DATA IN THIS EXERCISE:
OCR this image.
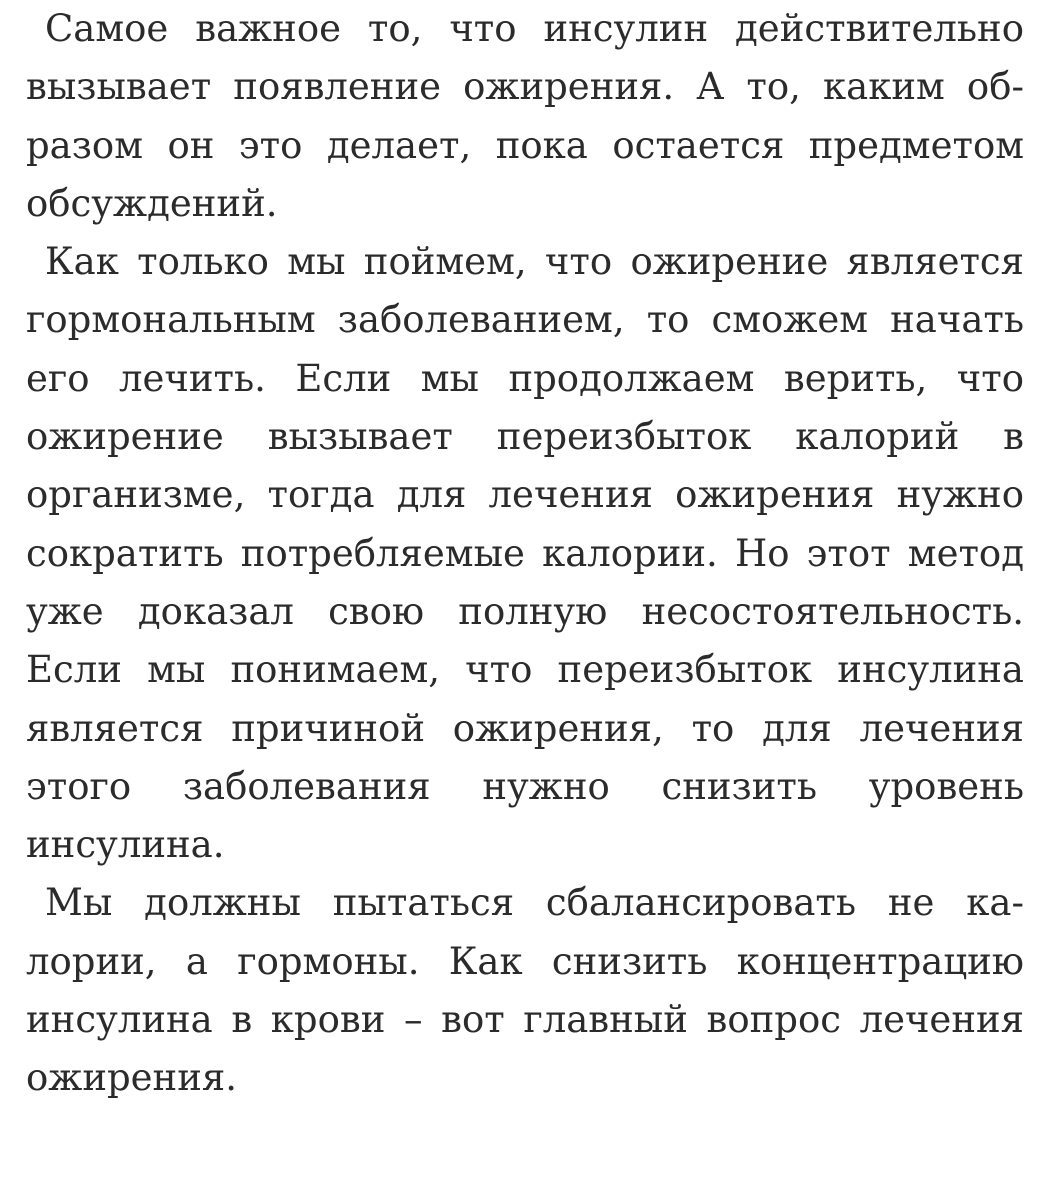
Самое важное то, что инсулин действительно вызывает появление ожирения. А то, каким образом он это делает, пока остается предметом обсуждений.

Как только мы поймем, что ожирение является гормональным заболеванием, то сможем начать его лечить. Если мы продолжаем верить, что ожирение вызывает переизбыток калорий в организме, тогда для лечения ожирения нужно сократить потребляемые калории. Но этот метод уже доказал свою полную несостоятельность. Если мы понимаем, что переизбыток инсулина является причиной ожирения, то для лечения этого заболевания нужно снизить уровень инсулина.

Мы должны пытаться сбалансировать не калории, а гормоны. Как снизить концентрацию инсулина в крови – вот главный вопрос лечения ожирения.
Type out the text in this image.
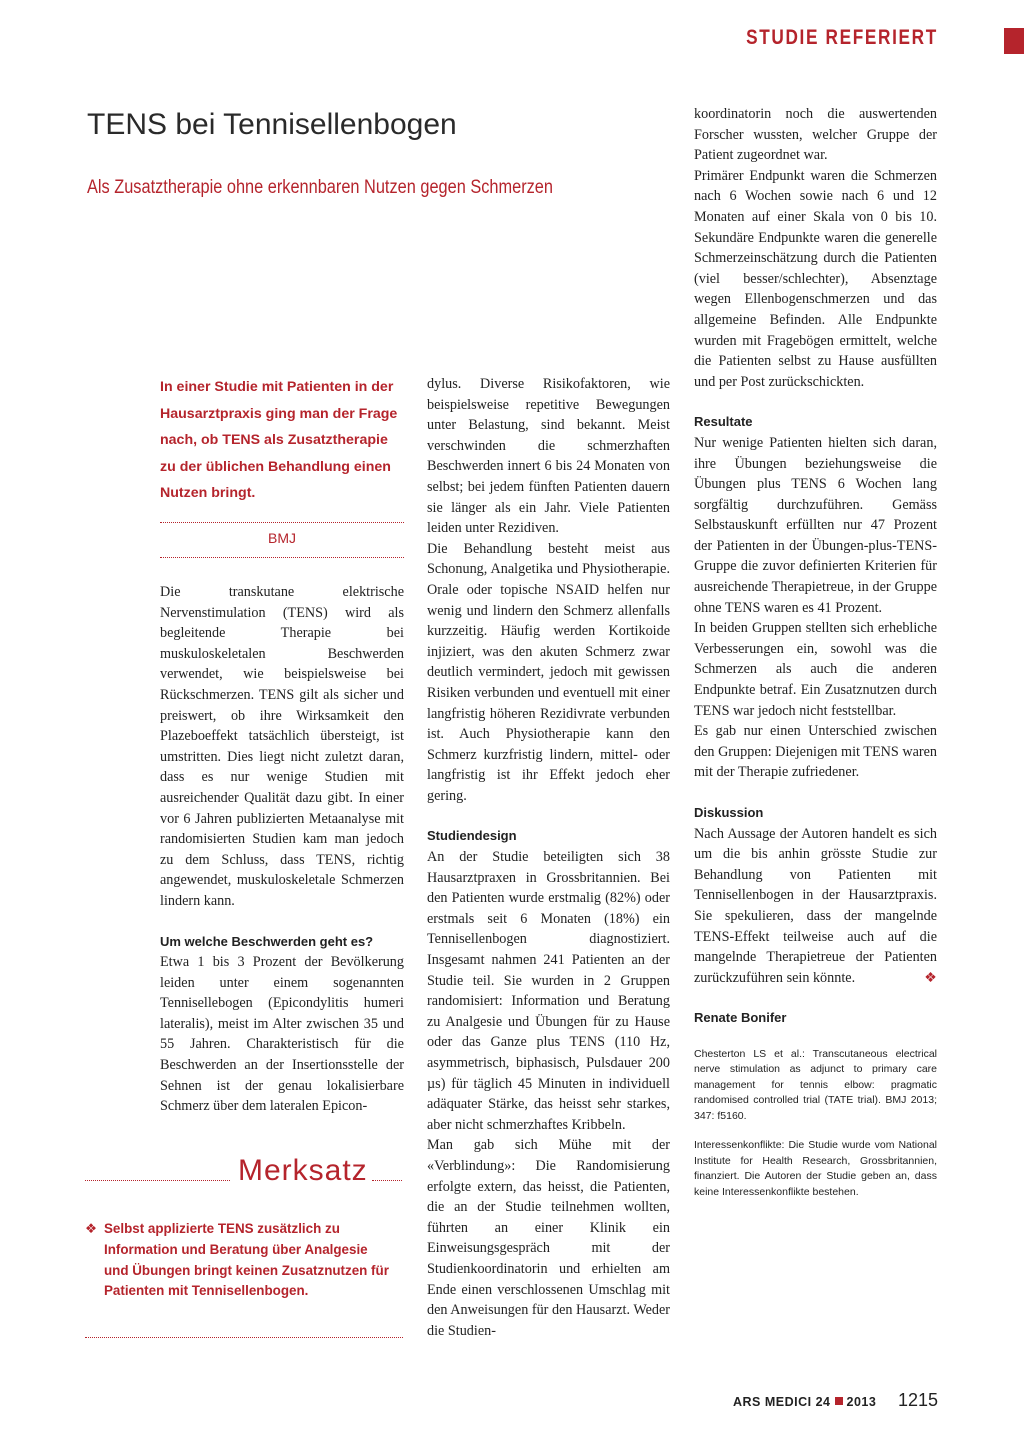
STUDIE REFERIERT
TENS bei Tennisellenbogen
Als Zusatztherapie ohne erkennbaren Nutzen gegen Schmerzen
In einer Studie mit Patienten in der Hausarztpraxis ging man der Frage nach, ob TENS als Zusatztherapie zu der üblichen Behandlung einen Nutzen bringt.
BMJ

Die transkutane elektrische Nervenstimulation (TENS) wird als begleitende Therapie bei muskuloskeletalen Beschwerden verwendet, wie beispielsweise bei Rückschmerzen. TENS gilt als sicher und preiswert, ob ihre Wirksamkeit den Plazeboeffekt tatsächlich übersteigt, ist umstritten. Dies liegt nicht zuletzt daran, dass es nur wenige Studien mit ausreichender Qualität dazu gibt. In einer vor 6 Jahren publizierten Metaanalyse mit randomisierten Studien kam man jedoch zu dem Schluss, dass TENS, richtig angewendet, muskuloskeletale Schmerzen lindern kann.

Um welche Beschwerden geht es?

Etwa 1 bis 3 Prozent der Bevölkerung leiden unter einem sogenannten Tennisellebogen (Epicondylitis humeri lateralis), meist im Alter zwischen 35 und 55 Jahren. Charakteristisch für die Beschwerden an der Insertionsstelle der Sehnen ist der genau lokalisierbare Schmerz über dem lateralen Epicon-

Merksatz
❖ Selbst applizierte TENS zusätzlich zu Information und Beratung über Analgesie und Übungen bringt keinen Zusatznutzen für Patienten mit Tennisellenbogen.

dylus. Diverse Risikofaktoren, wie beispielsweise repetitive Bewegungen unter Belastung, sind bekannt. Meist verschwinden die schmerzhaften Beschwerden innert 6 bis 24 Monaten von selbst; bei jedem fünften Patienten dauern sie länger als ein Jahr. Viele Patienten leiden unter Rezidiven.

Die Behandlung besteht meist aus Schonung, Analgetika und Physiotherapie. Orale oder topische NSAID helfen nur wenig und lindern den Schmerz allenfalls kurzzeitig. Häufig werden Kortikoide injiziert, was den akuten Schmerz zwar deutlich vermindert, jedoch mit gewissen Risiken verbunden und eventuell mit einer langfristig höheren Rezidivrate verbunden ist. Auch Physiotherapie kann den Schmerz kurzfristig lindern, mittel- oder langfristig ist ihr Effekt jedoch eher gering.

Studiendesign

An der Studie beteiligten sich 38 Hausarztpraxen in Grossbritannien. Bei den Patienten wurde erstmalig (82%) oder erstmals seit 6 Monaten (18%) ein Tennisellenbogen diagnostiziert. Insgesamt nahmen 241 Patienten an der Studie teil. Sie wurden in 2 Gruppen randomisiert: Information und Beratung zu Analgesie und Übungen für zu Hause oder das Ganze plus TENS (110 Hz, asymmetrisch, biphasisch, Pulsdauer 200 µs) für täglich 45 Minuten in individuell adäquater Stärke, das heisst sehr starkes, aber nicht schmerzhaftes Kribbeln.

Man gab sich Mühe mit der «Verblindung»: Die Randomisierung erfolgte extern, das heisst, die Patienten, die an der Studie teilnehmen wollten, führten an einer Klinik ein Einweisungsgespräch mit der Studienkoordinatorin und erhielten am Ende einen verschlossenen Umschlag mit den Anweisungen für den Hausarzt. Weder die Studien-

koordinatorin noch die auswertenden Forscher wussten, welcher Gruppe der Patient zugeordnet war.

Primärer Endpunkt waren die Schmerzen nach 6 Wochen sowie nach 6 und 12 Monaten auf einer Skala von 0 bis 10. Sekundäre Endpunkte waren die generelle Schmerzeinschätzung durch die Patienten (viel besser/schlechter), Absenztage wegen Ellenbogenschmerzen und das allgemeine Befinden. Alle Endpunkte wurden mit Fragebögen ermittelt, welche die Patienten selbst zu Hause ausfüllten und per Post zurückschickten.

Resultate

Nur wenige Patienten hielten sich daran, ihre Übungen beziehungsweise die Übungen plus TENS 6 Wochen lang sorgfältig durchzuführen. Gemäss Selbstauskunft erfüllten nur 47 Prozent der Patienten in der Übungen-plus-TENS-Gruppe die zuvor definierten Kriterien für ausreichende Therapietreue, in der Gruppe ohne TENS waren es 41 Prozent.

In beiden Gruppen stellten sich erhebliche Verbesserungen ein, sowohl was die Schmerzen als auch die anderen Endpunkte betraf. Ein Zusatznutzen durch TENS war jedoch nicht feststellbar.

Es gab nur einen Unterschied zwischen den Gruppen: Diejenigen mit TENS waren mit der Therapie zufriedener.

Diskussion

Nach Aussage der Autoren handelt es sich um die bis anhin grösste Studie zur Behandlung von Patienten mit Tennisellenbogen in der Hausarztpraxis. Sie spekulieren, dass der mangelnde TENS-Effekt teilweise auch auf die mangelnde Therapietreue der Patienten zurückzuführen sein könnte.	❖

Renate Bonifer

Chesterton LS et al.: Transcutaneous electrical nerve stimulation as adjunct to primary care management for tennis elbow: pragmatic randomised controlled trial (TATE trial). BMJ 2013; 347: f5160.

Interessenkonflikte: Die Studie wurde vom National Institute for Health Research, Grossbritannien, finanziert. Die Autoren der Studie geben an, dass keine Interessenkonflikte bestehen.

ARS MEDICI 24 2013 1215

WHAT IS EXPECTED: Go through the material above and copy each line that has the word "Zusatznutzen".

OUTPUT FOR THIS TASK:
❖ Selbst applizierte TENS zusätzlich zu Information und Beratung über Analgesie und Übungen bringt keinen Zusatznutzen für Patienten mit Tennisellenbogen.
In beiden Gruppen stellten sich erhebliche Verbesserungen ein, sowohl was die Schmerzen als auch die anderen Endpunkte betraf. Ein Zusatznutzen durch TENS war jedoch nicht feststellbar.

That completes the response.